Stated task: Make an exact copy of all the data.

===== Records provided =====

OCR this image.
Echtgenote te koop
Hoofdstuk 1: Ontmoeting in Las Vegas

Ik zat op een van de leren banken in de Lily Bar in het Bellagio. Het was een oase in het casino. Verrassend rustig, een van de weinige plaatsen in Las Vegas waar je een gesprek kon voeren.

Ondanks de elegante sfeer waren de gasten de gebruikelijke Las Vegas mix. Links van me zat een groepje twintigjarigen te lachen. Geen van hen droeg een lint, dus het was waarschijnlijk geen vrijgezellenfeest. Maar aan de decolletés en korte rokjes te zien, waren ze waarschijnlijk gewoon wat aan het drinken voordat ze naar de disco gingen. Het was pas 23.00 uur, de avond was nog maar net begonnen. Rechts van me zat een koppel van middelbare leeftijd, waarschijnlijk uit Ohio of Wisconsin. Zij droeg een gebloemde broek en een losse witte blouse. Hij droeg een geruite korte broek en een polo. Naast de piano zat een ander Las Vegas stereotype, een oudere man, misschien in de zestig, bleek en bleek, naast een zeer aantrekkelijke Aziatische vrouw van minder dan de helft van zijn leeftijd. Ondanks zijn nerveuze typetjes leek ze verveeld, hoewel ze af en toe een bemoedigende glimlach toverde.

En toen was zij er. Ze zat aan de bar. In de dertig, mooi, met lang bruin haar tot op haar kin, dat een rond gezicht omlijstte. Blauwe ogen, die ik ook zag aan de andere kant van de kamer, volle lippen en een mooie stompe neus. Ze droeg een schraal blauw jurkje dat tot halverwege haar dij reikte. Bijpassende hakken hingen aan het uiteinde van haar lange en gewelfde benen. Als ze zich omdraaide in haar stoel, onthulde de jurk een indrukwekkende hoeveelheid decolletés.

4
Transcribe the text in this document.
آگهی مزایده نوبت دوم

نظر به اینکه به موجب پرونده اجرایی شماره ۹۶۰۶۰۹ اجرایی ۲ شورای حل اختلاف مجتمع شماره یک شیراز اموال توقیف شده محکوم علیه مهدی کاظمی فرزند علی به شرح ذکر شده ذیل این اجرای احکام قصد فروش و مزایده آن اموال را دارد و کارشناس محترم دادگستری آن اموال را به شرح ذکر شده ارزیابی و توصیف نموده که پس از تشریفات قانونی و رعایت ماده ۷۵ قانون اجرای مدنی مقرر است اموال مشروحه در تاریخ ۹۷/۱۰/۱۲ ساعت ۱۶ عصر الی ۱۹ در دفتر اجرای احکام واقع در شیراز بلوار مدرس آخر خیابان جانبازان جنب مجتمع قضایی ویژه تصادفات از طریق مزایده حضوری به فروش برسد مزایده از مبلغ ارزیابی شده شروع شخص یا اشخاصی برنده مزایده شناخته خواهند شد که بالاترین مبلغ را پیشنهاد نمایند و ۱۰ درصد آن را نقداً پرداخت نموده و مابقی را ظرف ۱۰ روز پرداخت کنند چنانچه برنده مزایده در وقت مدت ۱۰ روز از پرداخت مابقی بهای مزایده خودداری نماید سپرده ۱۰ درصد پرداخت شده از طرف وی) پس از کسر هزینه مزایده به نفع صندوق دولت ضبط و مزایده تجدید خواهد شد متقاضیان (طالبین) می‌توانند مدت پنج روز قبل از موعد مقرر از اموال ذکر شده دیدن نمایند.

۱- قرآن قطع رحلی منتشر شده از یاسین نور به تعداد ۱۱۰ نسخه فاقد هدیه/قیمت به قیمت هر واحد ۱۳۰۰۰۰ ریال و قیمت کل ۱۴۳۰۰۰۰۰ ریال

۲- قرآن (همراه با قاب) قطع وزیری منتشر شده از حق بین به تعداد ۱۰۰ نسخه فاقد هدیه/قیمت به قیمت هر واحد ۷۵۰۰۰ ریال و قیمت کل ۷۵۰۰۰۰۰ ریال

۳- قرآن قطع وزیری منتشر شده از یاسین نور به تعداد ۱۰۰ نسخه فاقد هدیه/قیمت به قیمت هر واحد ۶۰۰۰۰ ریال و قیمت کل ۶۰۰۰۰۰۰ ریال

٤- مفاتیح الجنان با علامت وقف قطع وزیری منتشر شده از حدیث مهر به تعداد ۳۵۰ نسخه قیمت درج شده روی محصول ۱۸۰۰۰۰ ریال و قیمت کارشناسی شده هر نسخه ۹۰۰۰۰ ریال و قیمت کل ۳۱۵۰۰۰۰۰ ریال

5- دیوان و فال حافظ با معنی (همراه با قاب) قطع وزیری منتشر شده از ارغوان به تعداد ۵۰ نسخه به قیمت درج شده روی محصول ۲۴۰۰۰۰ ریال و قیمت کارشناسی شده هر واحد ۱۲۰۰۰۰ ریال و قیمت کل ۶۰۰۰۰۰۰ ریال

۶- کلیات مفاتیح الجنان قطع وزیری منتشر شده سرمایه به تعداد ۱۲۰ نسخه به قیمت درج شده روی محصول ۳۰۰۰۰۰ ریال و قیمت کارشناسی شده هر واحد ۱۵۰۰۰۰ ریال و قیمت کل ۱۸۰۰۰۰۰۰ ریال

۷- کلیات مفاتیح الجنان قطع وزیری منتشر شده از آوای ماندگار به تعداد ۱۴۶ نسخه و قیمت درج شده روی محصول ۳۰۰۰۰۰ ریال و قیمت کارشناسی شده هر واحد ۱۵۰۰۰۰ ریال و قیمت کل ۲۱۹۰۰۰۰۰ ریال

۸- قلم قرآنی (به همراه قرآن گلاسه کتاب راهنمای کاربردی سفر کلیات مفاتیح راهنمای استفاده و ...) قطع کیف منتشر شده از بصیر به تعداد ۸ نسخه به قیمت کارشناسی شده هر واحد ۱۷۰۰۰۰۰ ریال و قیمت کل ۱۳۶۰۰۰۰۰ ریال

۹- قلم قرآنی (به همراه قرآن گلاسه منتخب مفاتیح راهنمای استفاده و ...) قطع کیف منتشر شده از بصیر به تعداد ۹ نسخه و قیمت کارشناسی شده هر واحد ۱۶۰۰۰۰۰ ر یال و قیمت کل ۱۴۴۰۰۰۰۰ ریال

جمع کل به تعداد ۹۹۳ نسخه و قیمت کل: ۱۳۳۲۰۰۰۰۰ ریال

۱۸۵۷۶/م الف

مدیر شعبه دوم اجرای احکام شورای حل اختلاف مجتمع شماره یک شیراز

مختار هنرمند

=====

Answer to the problem:
OCR this image.
Echtgenote te koop
Hoofdstuk 1: Ontmoeting in Las Vegas

Ik zat op een van de leren banken in de Lily Bar in het Bellagio. Het was een oase in het casino. Verrassend rustig, een van de weinige plaatsen in Las Vegas waar je een gesprek kon voeren.

Ondanks de elegante sfeer waren de gasten de gebruikelijke Las Vegas mix. Links van me zat een groepje twintigjarigen te lachen. Geen van hen droeg een lint, dus het was waarschijnlijk geen vrijgezellenfeest. Maar aan de decolletés en korte rokjes te zien, waren ze waarschijnlijk gewoon wat aan het drinken voordat ze naar de disco gingen. Het was pas 23.00 uur, de avond was nog maar net begonnen. Rechts van me zat een koppel van middelbare leeftijd, waarschijnlijk uit Ohio of Wisconsin. Zij droeg een gebloemde broek en een losse witte blouse. Hij droeg een geruite korte broek en een polo. Naast de piano zat een ander Las Vegas stereotype, een oudere man, misschien in de zestig, bleek en bleek, naast een zeer aantrekkelijke Aziatische vrouw van minder dan de helft van zijn leeftijd. Ondanks zijn nerveuze typetjes leek ze verveeld, hoewel ze af en toe een bemoedigende glimlach toverde.

En toen was zij er. Ze zat aan de bar. In de dertig, mooi, met lang bruin haar tot op haar kin, dat een rond gezicht omlijstte. Blauwe ogen, die ik ook zag aan de andere kant van de kamer, volle lippen en een mooie stompe neus. Ze droeg een schraal blauw jurkje dat tot halverwege haar dij reikte. Bijpassende hakken hingen aan het uiteinde van haar lange en gewelfde benen. Als ze zich omdraaide in haar stoel, onthulde de jurk een indrukwekkende hoeveelheid decolletés.

4
Transcribe the text in this document.
آگهی مزایده نوبت دوم

نظر به اینکه به موجب پرونده اجرایی شماره ۹۶۰۶۰۹ اجرایی ۲ شورای حل اختلاف مجتمع شماره یک شیراز اموال توقیف شده محکوم علیه مهدی کاظمی فرزند علی به شرح ذکر شده ذیل این اجرای احکام قصد فروش و مزایده آن اموال را دارد و کارشناس محترم دادگستری آن اموال را به شرح ذکر شده ارزیابی و توصیف نموده که پس از تشریفات قانونی و رعایت ماده ۷۵ قانون اجرای مدنی مقرر است اموال مشروحه در تاریخ ۹۷/۱۰/۱۲ ساعت ۱۶ عصر الی ۱۹ در دفتر اجرای احکام واقع در شیراز بلوار مدرس آخر خیابان جانبازان جنب مجتمع قضایی ویژه تصادفات از طریق مزایده حضوری به فروش برسد مزایده از مبلغ ارزیابی شده شروع شخص یا اشخاصی برنده مزایده شناخته خواهند شد که بالاترین مبلغ را پیشنهاد نمایند و ۱۰ درصد آن را نقداً پرداخت نموده و مابقی را ظرف ۱۰ روز پرداخت کنند چنانچه برنده مزایده در وقت مدت ۱۰ روز از پرداخت مابقی بهای مزایده خودداری نماید سپرده ۱۰ درصد پرداخت شده از طرف وی) پس از کسر هزینه مزایده به نفع صندوق دولت ضبط و مزایده تجدید خواهد شد متقاضیان (طالبین) می‌توانند مدت پنج روز قبل از موعد مقرر از اموال ذکر شده دیدن نمایند.

۱- قرآن قطع رحلی منتشر شده از یاسین نور به تعداد ۱۱۰ نسخه فاقد هدیه/قیمت به قیمت هر واحد ۱۳۰۰۰۰ ریال و قیمت کل ۱۴۳۰۰۰۰۰ ریال

۲- قرآن (همراه با قاب) قطع وزیری منتشر شده از حق بین به تعداد ۱۰۰ نسخه فاقد هدیه/قیمت به قیمت هر واحد ۷۵۰۰۰ ریال و قیمت کل ۷۵۰۰۰۰۰ ریال

۳- قرآن قطع وزیری منتشر شده از یاسین نور به تعداد ۱۰۰ نسخه فاقد هدیه/قیمت به قیمت هر واحد ۶۰۰۰۰ ریال و قیمت کل ۶۰۰۰۰۰۰ ریال

٤- مفاتیح الجنان با علامت وقف قطع وزیری منتشر شده از حدیث مهر به تعداد ۳۵۰ نسخه قیمت درج شده روی محصول ۱۸۰۰۰۰ ریال و قیمت کارشناسی شده هر نسخه ۹۰۰۰۰ ریال و قیمت کل ۳۱۵۰۰۰۰۰ ریال

5- دیوان و فال حافظ با معنی (همراه با قاب) قطع وزیری منتشر شده از ارغوان به تعداد ۵۰ نسخه به قیمت درج شده روی محصول ۲۴۰۰۰۰ ریال و قیمت کارشناسی شده هر واحد ۱۲۰۰۰۰ ریال و قیمت کل ۶۰۰۰۰۰۰ ریال

۶- کلیات مفاتیح الجنان قطع وزیری منتشر شده سرمایه به تعداد ۱۲۰ نسخه به قیمت درج شده روی محصول ۳۰۰۰۰۰ ریال و قیمت کارشناسی شده هر واحد ۱۵۰۰۰۰ ریال و قیمت کل ۱۸۰۰۰۰۰۰ ریال

۷- کلیات مفاتیح الجنان قطع وزیری منتشر شده از آوای ماندگار به تعداد ۱۴۶ نسخه و قیمت درج شده روی محصول ۳۰۰۰۰۰ ریال و قیمت کارشناسی شده هر واحد ۱۵۰۰۰۰ ریال و قیمت کل ۲۱۹۰۰۰۰۰ ریال

۸- قلم قرآنی (به همراه قرآن گلاسه کتاب راهنمای کاربردی سفر کلیات مفاتیح راهنمای استفاده و ...) قطع کیف منتشر شده از بصیر به تعداد ۸ نسخه به قیمت کارشناسی شده هر واحد ۱۷۰۰۰۰۰ ریال و قیمت کل ۱۳۶۰۰۰۰۰ ریال

۹- قلم قرآنی (به همراه قرآن گلاسه منتخب مفاتیح راهنمای استفاده و ...) قطع کیف منتشر شده از بصیر به تعداد ۹ نسخه و قیمت کارشناسی شده هر واحد ۱۶۰۰۰۰۰ ر یال و قیمت کل ۱۴۴۰۰۰۰۰ ریال

جمع کل به تعداد ۹۹۳ نسخه و قیمت کل: ۱۳۳۲۰۰۰۰۰ ریال

۱۸۵۷۶/م الف

مدیر شعبه دوم اجرای احکام شورای حل اختلاف مجتمع شماره یک شیراز

مختار هنرمند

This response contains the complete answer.